What the task asks :: Skip every line before the one containing "Decode this image", then copy that line and the rest of the entries below exactly, through the last line.

Excerpted data ::
━━━━━━━━━━━━━━━━━━━━━━━━━━━━━━

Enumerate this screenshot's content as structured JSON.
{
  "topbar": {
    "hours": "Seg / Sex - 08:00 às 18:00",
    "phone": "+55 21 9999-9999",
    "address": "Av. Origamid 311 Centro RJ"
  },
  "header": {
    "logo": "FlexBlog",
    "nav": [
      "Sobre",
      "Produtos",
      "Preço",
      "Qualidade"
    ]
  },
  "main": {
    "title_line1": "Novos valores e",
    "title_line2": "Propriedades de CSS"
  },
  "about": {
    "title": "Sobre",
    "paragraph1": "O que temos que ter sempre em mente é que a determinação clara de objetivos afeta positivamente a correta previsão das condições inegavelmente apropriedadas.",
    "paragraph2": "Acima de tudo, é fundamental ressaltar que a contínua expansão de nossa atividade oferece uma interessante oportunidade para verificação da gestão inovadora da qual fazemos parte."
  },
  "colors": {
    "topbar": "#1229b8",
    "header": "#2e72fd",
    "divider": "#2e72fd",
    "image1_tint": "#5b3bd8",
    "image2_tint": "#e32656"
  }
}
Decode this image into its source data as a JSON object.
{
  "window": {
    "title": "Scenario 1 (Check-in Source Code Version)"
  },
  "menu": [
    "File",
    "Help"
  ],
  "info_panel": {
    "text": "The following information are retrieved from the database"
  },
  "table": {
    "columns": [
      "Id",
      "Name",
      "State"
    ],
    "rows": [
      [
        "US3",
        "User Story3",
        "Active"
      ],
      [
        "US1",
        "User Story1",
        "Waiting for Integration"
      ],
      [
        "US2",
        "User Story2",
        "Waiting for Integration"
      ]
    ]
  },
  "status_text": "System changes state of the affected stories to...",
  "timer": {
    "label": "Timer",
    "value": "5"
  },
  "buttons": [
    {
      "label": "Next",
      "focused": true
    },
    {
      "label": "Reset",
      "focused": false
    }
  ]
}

━━━━━━━━━━━━━━━━━━━━━━━━━━━━━━

Solution for this task ::
Decode this image into its source data as a JSON object.
{
  "window": {
    "title": "Scenario 1 (Check-in Source Code Version)"
  },
  "menu": [
    "File",
    "Help"
  ],
  "info_panel": {
    "text": "The following information are retrieved from the database"
  },
  "table": {
    "columns": [
      "Id",
      "Name",
      "State"
    ],
    "rows": [
      [
        "US3",
        "User Story3",
        "Active"
      ],
      [
        "US1",
        "User Story1",
        "Waiting for Integration"
      ],
      [
        "US2",
        "User Story2",
        "Waiting for Integration"
      ]
    ]
  },
  "status_text": "System changes state of the affected stories to...",
  "timer": {
    "label": "Timer",
    "value": "5"
  },
  "buttons": [
    {
      "label": "Next",
      "focused": true
    },
    {
      "label": "Reset",
      "focused": false
    }
  ]
}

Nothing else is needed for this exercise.